DESCRIPTION OF THE TASK — Reply only with how many lines contain the word "text".

|---|

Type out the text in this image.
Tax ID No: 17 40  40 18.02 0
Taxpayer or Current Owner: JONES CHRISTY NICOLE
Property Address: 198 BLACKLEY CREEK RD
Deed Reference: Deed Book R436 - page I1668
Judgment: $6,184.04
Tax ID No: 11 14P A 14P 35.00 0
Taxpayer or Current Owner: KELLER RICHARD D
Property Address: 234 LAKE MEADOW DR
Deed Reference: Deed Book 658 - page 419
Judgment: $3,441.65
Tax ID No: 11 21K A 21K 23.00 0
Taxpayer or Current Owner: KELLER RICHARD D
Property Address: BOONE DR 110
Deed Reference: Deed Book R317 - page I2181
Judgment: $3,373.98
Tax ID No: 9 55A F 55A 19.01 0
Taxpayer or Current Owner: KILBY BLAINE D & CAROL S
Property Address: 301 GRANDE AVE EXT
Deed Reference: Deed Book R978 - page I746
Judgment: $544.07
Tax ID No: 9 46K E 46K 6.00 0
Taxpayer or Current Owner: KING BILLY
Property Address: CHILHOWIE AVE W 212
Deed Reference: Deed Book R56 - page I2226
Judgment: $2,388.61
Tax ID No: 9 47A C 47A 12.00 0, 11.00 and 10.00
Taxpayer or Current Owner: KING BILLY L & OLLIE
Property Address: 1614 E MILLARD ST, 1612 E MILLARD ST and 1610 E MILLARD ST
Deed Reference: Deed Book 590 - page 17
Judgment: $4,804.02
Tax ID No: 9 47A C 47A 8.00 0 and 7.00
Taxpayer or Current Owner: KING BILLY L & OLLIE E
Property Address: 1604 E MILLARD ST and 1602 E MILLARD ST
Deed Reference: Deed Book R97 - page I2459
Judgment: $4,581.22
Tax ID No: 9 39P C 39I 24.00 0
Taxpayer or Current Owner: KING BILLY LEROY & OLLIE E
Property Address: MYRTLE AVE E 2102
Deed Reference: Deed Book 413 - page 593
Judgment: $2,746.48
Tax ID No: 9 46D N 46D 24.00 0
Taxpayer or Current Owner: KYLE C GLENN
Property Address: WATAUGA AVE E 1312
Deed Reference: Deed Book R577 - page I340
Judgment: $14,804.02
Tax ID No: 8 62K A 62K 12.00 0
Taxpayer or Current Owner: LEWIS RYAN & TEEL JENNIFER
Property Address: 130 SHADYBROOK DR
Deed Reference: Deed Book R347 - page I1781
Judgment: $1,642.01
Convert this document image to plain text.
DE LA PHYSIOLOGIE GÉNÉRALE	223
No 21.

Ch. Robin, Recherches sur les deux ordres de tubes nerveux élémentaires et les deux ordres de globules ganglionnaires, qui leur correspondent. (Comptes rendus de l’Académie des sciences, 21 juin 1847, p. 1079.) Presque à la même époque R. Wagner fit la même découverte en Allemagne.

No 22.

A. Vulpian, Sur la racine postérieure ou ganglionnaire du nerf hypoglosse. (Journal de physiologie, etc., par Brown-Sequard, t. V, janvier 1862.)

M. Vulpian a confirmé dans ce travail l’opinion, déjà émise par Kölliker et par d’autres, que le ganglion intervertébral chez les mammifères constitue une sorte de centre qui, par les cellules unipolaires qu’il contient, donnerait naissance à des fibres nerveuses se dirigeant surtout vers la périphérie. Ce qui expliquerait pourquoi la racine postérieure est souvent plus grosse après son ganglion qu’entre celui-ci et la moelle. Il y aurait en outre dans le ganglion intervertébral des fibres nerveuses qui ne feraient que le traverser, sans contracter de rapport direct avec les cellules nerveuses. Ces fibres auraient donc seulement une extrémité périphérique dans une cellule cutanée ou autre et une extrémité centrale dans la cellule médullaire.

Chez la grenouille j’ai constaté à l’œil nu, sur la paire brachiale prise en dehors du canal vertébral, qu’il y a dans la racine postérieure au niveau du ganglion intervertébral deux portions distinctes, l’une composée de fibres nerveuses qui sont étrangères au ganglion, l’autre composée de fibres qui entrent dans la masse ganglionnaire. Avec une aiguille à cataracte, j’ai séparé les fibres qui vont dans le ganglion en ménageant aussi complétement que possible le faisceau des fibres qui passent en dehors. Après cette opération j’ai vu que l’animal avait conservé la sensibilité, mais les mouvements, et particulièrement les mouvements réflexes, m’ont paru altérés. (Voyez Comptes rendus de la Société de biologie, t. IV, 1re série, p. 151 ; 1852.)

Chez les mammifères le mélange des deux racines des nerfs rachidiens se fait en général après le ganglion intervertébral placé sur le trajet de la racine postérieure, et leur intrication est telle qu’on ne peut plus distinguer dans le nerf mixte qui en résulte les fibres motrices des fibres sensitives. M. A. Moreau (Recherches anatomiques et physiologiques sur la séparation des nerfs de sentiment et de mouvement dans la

|---|

COMPLETE RESPONSE — 2